** BEGIN **

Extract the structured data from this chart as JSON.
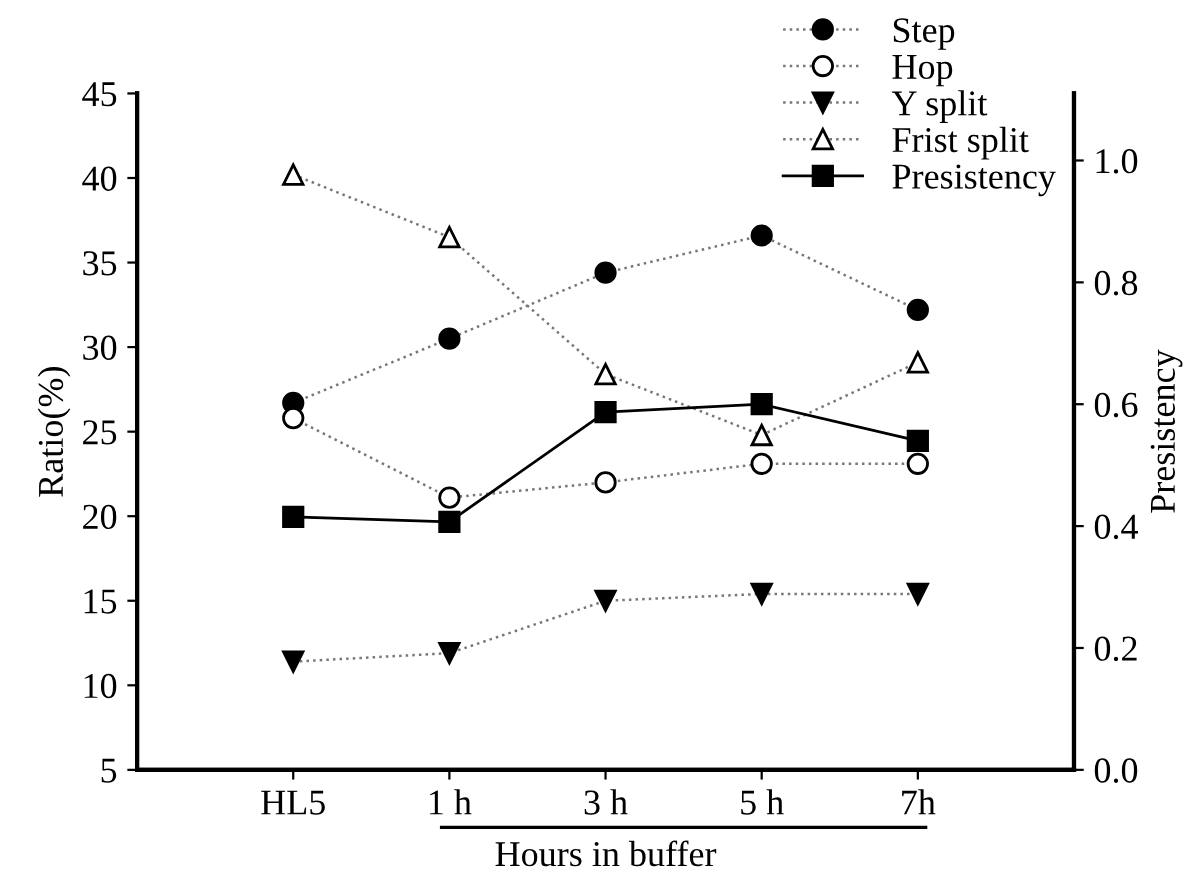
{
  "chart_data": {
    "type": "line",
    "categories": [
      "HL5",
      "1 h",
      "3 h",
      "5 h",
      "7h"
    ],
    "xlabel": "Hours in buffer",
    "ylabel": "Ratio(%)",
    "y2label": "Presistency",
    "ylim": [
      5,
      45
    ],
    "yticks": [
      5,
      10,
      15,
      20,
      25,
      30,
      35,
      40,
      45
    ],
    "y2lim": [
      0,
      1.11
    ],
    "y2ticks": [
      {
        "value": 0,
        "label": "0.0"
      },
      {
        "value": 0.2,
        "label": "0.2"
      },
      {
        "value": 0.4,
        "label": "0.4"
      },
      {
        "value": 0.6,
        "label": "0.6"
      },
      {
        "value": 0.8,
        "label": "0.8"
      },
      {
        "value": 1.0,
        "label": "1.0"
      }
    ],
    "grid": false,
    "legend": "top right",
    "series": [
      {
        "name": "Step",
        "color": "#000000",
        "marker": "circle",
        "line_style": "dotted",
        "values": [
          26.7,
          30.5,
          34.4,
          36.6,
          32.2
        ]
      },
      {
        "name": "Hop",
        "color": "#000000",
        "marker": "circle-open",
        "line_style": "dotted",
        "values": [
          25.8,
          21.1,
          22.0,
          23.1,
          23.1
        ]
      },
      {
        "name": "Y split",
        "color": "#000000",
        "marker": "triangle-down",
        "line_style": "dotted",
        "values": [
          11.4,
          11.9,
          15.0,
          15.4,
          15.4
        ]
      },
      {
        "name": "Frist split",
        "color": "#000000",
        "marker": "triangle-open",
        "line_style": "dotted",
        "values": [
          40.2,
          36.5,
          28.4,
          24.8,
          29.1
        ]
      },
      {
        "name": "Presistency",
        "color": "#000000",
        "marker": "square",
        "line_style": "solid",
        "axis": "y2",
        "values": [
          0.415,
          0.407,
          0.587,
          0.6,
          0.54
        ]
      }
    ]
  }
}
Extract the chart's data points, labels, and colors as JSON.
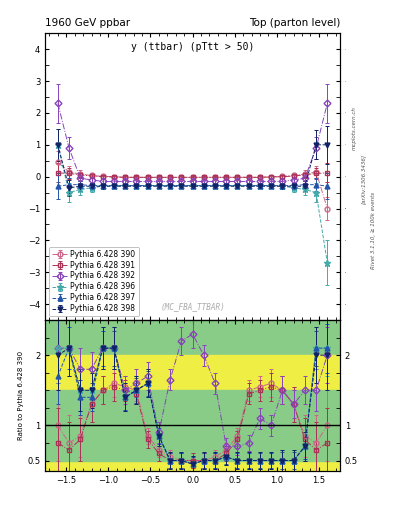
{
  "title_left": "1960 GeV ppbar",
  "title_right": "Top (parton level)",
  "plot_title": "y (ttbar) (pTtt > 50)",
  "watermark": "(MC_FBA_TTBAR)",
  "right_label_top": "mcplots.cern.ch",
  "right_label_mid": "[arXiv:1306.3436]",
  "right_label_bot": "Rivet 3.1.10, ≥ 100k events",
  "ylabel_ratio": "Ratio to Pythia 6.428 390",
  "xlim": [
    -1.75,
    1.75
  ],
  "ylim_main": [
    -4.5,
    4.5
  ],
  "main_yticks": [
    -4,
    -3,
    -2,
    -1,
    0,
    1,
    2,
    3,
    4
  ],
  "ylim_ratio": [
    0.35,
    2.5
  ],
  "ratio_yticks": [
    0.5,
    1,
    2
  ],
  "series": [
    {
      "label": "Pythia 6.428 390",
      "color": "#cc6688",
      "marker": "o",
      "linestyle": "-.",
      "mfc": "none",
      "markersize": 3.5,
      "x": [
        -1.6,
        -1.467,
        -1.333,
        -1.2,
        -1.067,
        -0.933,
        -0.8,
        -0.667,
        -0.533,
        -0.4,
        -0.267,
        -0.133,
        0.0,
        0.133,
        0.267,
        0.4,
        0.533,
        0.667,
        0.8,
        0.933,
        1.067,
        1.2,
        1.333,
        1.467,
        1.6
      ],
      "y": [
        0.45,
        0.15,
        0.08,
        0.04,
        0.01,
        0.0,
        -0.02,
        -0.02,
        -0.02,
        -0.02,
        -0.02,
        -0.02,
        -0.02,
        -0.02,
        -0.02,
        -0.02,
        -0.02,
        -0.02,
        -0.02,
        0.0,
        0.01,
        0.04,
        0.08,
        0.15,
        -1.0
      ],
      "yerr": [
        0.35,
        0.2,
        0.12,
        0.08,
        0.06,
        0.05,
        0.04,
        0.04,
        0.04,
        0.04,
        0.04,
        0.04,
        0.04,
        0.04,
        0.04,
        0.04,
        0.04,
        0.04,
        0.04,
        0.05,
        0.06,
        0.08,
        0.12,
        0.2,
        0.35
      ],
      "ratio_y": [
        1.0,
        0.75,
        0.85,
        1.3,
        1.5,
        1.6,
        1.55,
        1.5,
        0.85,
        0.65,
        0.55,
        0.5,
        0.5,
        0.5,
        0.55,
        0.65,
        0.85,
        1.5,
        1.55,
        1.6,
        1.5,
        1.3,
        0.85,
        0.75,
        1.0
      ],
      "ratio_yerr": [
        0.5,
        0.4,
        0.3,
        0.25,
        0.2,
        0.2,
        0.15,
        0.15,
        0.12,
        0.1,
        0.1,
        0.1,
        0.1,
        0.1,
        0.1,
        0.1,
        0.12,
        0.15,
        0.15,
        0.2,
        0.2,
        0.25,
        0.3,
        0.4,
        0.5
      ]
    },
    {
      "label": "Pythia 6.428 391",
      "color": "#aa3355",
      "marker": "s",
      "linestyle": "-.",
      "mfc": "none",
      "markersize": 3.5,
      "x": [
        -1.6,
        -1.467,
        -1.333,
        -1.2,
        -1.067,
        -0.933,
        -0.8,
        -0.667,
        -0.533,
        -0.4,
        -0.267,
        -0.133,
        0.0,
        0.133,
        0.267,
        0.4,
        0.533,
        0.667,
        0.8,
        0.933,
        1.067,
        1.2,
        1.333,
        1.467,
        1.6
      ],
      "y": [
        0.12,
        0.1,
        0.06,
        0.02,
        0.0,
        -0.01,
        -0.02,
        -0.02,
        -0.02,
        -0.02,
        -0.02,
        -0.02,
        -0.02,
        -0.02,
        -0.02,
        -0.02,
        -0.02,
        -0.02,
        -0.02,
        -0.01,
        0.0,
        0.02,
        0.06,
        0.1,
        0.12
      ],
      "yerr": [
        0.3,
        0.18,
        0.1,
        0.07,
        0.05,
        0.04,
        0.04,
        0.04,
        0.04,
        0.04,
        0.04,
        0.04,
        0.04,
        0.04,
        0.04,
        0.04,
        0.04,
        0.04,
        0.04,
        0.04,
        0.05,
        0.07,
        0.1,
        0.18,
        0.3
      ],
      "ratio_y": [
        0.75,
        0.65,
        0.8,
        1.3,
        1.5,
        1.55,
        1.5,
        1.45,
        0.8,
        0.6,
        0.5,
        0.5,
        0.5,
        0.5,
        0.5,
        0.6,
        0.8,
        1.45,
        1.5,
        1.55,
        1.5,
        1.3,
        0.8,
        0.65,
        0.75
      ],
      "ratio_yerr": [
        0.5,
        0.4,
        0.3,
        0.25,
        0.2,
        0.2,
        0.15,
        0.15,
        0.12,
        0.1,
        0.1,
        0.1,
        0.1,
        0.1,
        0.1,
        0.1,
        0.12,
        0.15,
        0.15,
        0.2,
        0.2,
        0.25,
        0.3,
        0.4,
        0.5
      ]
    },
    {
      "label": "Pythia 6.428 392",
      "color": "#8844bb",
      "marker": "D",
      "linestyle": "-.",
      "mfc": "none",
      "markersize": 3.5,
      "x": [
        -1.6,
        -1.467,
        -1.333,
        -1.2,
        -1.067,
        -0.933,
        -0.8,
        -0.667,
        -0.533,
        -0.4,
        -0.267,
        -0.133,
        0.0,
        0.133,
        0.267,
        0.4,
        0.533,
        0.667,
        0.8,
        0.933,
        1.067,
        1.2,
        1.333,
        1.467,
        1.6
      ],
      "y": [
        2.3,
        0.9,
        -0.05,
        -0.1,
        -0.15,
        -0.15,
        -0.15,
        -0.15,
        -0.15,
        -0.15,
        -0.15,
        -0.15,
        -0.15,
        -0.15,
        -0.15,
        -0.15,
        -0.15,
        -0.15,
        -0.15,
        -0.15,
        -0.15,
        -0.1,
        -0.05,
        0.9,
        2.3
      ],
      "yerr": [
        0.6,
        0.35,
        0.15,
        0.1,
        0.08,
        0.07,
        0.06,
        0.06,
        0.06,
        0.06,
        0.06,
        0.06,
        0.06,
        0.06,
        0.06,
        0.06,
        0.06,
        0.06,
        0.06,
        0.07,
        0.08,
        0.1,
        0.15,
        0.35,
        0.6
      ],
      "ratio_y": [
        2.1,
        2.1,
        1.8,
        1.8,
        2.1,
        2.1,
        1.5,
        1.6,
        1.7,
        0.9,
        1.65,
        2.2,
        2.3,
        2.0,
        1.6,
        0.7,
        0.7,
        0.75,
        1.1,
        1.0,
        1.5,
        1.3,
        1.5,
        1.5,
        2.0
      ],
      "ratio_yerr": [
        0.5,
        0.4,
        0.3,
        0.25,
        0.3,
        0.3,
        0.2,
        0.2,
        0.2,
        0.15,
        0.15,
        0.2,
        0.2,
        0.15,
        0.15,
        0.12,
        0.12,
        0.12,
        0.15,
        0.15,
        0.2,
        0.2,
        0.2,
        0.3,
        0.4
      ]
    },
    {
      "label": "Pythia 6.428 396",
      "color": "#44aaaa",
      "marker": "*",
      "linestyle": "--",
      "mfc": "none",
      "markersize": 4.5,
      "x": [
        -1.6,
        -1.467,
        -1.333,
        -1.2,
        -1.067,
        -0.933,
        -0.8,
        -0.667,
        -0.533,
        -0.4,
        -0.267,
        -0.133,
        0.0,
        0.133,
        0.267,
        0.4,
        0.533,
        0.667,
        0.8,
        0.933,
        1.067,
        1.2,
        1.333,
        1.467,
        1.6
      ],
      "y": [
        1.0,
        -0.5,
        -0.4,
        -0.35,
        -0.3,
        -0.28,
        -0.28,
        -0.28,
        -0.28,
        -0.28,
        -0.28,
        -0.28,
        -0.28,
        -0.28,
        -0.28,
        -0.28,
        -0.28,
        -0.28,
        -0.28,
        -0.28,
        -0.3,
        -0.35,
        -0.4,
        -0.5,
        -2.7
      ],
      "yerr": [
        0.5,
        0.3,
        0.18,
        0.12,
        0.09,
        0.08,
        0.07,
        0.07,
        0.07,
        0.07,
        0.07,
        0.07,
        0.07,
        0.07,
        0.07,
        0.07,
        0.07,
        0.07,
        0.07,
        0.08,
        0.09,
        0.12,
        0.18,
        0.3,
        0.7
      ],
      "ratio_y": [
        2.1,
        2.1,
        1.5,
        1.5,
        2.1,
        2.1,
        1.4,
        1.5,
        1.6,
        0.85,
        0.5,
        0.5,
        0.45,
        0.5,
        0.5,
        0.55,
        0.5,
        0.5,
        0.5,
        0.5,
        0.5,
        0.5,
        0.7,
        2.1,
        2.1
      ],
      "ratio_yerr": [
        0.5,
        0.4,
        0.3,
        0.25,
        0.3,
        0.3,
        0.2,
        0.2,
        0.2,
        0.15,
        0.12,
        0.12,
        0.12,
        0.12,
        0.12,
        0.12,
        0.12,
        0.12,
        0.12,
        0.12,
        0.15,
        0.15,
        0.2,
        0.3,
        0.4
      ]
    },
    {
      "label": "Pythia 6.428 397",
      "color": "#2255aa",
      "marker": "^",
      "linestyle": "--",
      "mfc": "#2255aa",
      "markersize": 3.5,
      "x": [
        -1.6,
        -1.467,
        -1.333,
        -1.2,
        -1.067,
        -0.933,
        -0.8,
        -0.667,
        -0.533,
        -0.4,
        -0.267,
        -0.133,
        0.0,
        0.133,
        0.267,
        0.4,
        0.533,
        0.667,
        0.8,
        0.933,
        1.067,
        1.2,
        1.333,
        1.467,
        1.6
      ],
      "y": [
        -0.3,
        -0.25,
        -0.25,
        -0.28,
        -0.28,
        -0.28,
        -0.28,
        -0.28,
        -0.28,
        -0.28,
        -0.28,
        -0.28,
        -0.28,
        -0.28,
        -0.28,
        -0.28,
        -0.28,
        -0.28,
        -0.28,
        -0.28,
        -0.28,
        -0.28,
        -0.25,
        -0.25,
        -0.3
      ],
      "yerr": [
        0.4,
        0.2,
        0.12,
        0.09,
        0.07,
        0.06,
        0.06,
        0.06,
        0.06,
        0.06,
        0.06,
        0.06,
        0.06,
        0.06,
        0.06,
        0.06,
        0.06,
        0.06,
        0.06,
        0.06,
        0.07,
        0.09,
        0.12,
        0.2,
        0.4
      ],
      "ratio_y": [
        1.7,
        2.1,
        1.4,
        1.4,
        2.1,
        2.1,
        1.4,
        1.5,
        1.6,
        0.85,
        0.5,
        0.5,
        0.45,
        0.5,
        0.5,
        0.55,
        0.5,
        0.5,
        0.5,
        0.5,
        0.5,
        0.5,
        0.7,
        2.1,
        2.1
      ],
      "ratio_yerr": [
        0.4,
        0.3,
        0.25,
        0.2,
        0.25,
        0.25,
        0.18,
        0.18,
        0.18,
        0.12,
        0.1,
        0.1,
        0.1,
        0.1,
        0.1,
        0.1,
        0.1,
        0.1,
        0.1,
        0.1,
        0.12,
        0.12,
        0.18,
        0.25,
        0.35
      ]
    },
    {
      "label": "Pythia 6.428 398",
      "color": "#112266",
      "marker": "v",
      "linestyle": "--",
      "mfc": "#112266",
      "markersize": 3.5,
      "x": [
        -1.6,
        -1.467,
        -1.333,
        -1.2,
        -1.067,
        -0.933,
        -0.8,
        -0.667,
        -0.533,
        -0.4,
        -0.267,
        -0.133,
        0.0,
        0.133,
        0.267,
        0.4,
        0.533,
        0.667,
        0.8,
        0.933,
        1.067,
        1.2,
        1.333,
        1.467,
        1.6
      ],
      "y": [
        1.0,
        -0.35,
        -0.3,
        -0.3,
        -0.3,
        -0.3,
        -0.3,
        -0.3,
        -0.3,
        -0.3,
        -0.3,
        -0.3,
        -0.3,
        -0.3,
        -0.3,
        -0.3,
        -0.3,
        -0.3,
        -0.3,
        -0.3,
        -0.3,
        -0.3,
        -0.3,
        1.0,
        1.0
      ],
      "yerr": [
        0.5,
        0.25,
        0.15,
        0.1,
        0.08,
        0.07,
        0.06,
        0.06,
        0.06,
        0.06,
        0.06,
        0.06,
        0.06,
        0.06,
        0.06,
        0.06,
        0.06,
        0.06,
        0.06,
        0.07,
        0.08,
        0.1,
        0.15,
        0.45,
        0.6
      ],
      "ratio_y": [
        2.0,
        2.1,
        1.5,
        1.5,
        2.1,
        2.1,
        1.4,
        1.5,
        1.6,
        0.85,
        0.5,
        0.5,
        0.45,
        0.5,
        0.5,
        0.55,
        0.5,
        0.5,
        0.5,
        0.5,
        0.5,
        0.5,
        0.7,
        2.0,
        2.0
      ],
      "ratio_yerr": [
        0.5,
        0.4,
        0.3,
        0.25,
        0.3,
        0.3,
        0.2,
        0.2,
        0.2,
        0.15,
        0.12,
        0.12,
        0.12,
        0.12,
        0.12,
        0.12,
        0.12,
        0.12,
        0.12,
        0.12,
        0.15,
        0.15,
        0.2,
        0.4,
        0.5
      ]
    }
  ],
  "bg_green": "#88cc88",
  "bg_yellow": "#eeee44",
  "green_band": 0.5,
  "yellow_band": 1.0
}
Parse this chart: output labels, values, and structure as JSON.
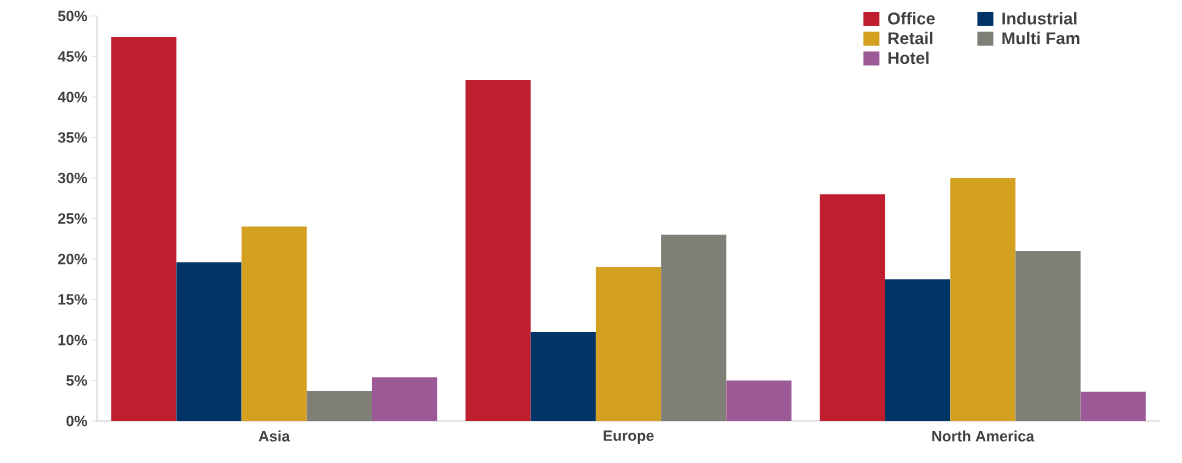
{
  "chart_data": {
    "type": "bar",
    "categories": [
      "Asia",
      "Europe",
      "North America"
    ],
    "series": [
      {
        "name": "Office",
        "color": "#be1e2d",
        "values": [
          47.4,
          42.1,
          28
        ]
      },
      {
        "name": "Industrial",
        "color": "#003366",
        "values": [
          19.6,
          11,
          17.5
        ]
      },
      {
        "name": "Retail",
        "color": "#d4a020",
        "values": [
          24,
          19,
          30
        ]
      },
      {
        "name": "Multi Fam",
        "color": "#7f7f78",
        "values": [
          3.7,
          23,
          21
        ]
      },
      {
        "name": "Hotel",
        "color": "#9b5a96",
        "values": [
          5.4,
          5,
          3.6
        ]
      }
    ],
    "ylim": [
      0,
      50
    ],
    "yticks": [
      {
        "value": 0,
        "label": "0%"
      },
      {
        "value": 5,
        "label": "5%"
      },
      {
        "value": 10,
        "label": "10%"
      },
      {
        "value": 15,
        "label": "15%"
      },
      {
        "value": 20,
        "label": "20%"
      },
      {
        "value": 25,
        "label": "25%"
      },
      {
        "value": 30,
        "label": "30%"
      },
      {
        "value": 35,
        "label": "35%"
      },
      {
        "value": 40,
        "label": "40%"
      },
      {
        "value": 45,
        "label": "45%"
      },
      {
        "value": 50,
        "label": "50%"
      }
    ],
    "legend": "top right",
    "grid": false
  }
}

** END **

What is being asked: Retype the records above exactly, starting at the line that contains "Parse this chart: output" and going through the last line, and leave out any pictures.

Answer below:
Parse this chart: output labels, values, and structure as JSON.
{
  "chart_data": {
    "type": "bar",
    "categories": [
      "Asia",
      "Europe",
      "North America"
    ],
    "series": [
      {
        "name": "Office",
        "color": "#be1e2d",
        "values": [
          47.4,
          42.1,
          28
        ]
      },
      {
        "name": "Industrial",
        "color": "#003366",
        "values": [
          19.6,
          11,
          17.5
        ]
      },
      {
        "name": "Retail",
        "color": "#d4a020",
        "values": [
          24,
          19,
          30
        ]
      },
      {
        "name": "Multi Fam",
        "color": "#7f7f78",
        "values": [
          3.7,
          23,
          21
        ]
      },
      {
        "name": "Hotel",
        "color": "#9b5a96",
        "values": [
          5.4,
          5,
          3.6
        ]
      }
    ],
    "ylim": [
      0,
      50
    ],
    "yticks": [
      {
        "value": 0,
        "label": "0%"
      },
      {
        "value": 5,
        "label": "5%"
      },
      {
        "value": 10,
        "label": "10%"
      },
      {
        "value": 15,
        "label": "15%"
      },
      {
        "value": 20,
        "label": "20%"
      },
      {
        "value": 25,
        "label": "25%"
      },
      {
        "value": 30,
        "label": "30%"
      },
      {
        "value": 35,
        "label": "35%"
      },
      {
        "value": 40,
        "label": "40%"
      },
      {
        "value": 45,
        "label": "45%"
      },
      {
        "value": 50,
        "label": "50%"
      }
    ],
    "legend": "top right",
    "grid": false
  }
}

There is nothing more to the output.